Task brief
Without the images, print all the entries below exactly as given.

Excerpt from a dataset
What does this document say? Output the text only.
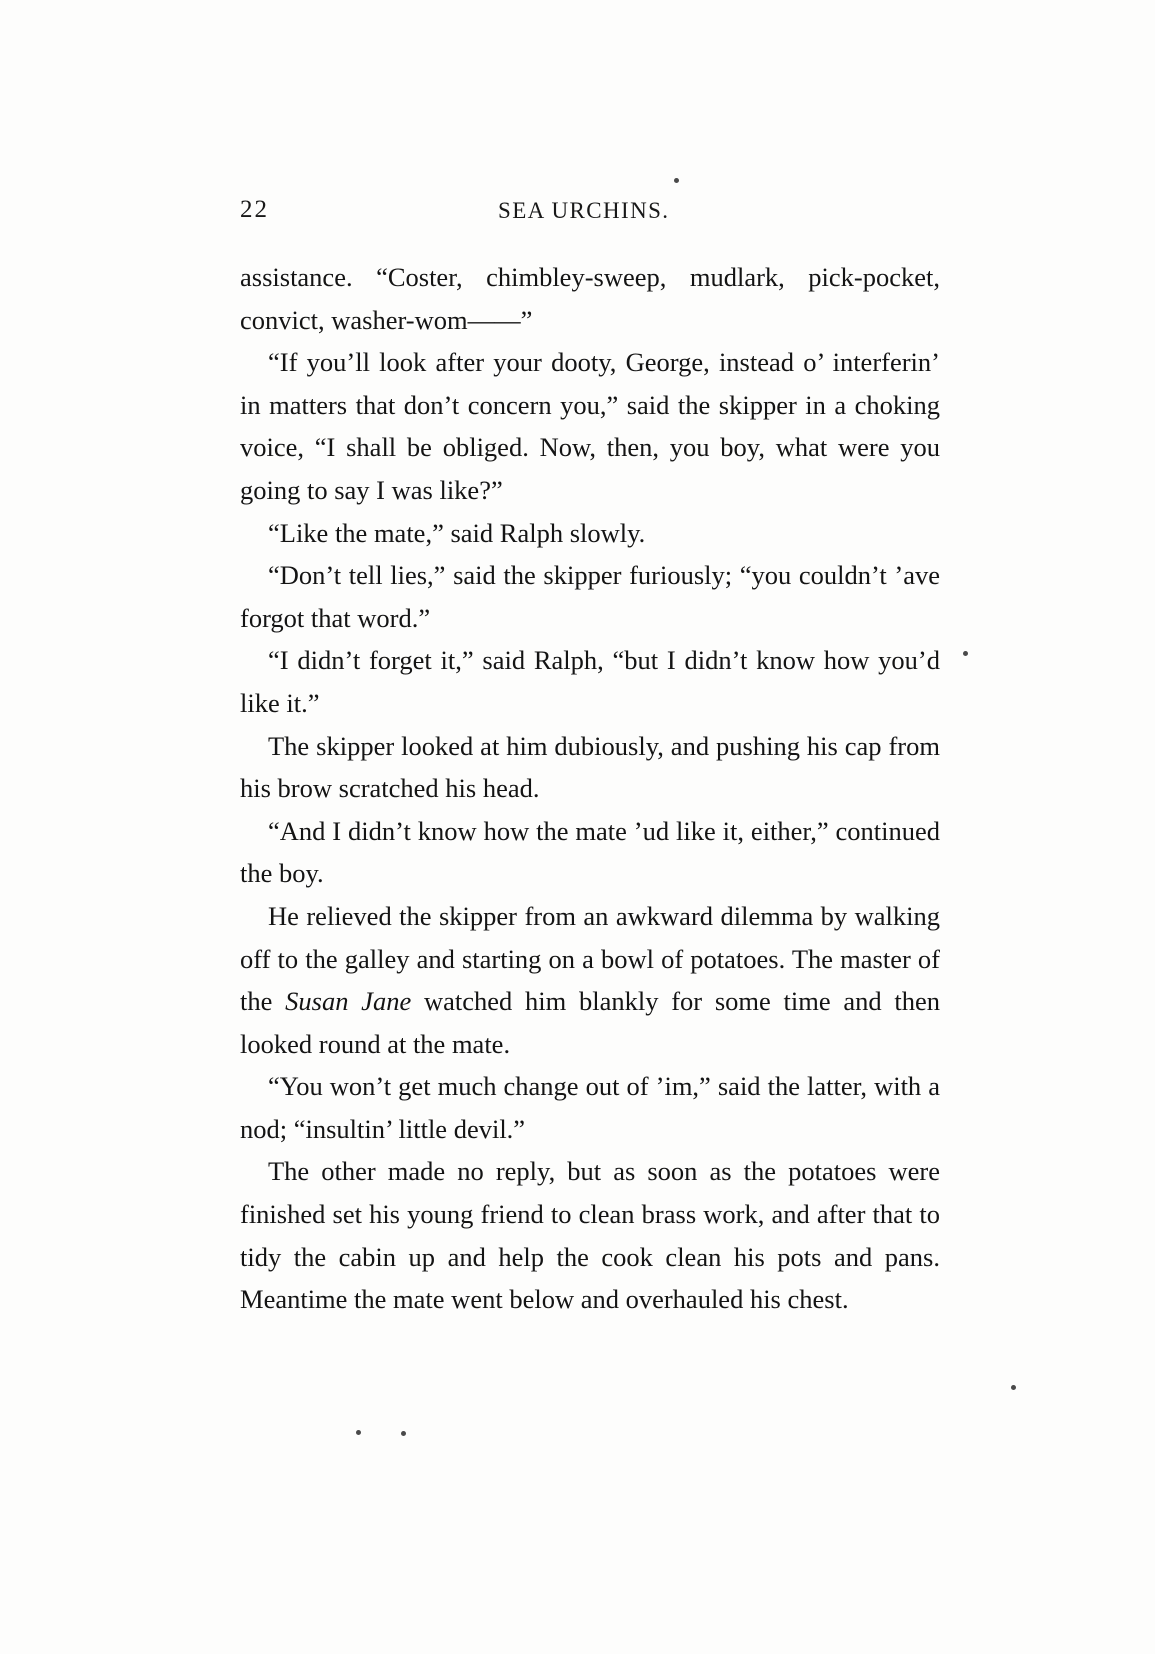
22	SEA URCHINS.

assistance. “Coster, chimbley-sweep, mudlark, pick-pocket, convict, washer-wom——”

“If you’ll look after your dooty, George, instead o’ interferin’ in matters that don’t concern you,” said the skipper in a choking voice, “I shall be obliged. Now, then, you boy, what were you going to say I was like?”

“Like the mate,” said Ralph slowly.

“Don’t tell lies,” said the skipper furiously; “you couldn’t ’ave forgot that word.”

“I didn’t forget it,” said Ralph, “but I didn’t know how you’d like it.”

The skipper looked at him dubiously, and pushing his cap from his brow scratched his head.

“And I didn’t know how the mate ’ud like it, either,” continued the boy.

He relieved the skipper from an awkward dilemma by walking off to the galley and starting on a bowl of potatoes. The master of the Susan Jane watched him blankly for some time and then looked round at the mate.

“You won’t get much change out of ’im,” said the latter, with a nod; “insultin’ little devil.”

The other made no reply, but as soon as the potatoes were finished set his young friend to clean brass work, and after that to tidy the cabin up and help the cook clean his pots and pans. Meantime the mate went below and overhauled his chest.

Result of this task
What does this document say? Output the text only.
22	SEA URCHINS.

assistance. “Coster, chimbley-sweep, mudlark, pick-pocket, convict, washer-wom——”

“If you’ll look after your dooty, George, instead o’ interferin’ in matters that don’t concern you,” said the skipper in a choking voice, “I shall be obliged. Now, then, you boy, what were you going to say I was like?”

“Like the mate,” said Ralph slowly.

“Don’t tell lies,” said the skipper furiously; “you couldn’t ’ave forgot that word.”

“I didn’t forget it,” said Ralph, “but I didn’t know how you’d like it.”

The skipper looked at him dubiously, and pushing his cap from his brow scratched his head.

“And I didn’t know how the mate ’ud like it, either,” continued the boy.

He relieved the skipper from an awkward dilemma by walking off to the galley and starting on a bowl of potatoes. The master of the Susan Jane watched him blankly for some time and then looked round at the mate.

“You won’t get much change out of ’im,” said the latter, with a nod; “insultin’ little devil.”

The other made no reply, but as soon as the potatoes were finished set his young friend to clean brass work, and after that to tidy the cabin up and help the cook clean his pots and pans. Meantime the mate went below and overhauled his chest.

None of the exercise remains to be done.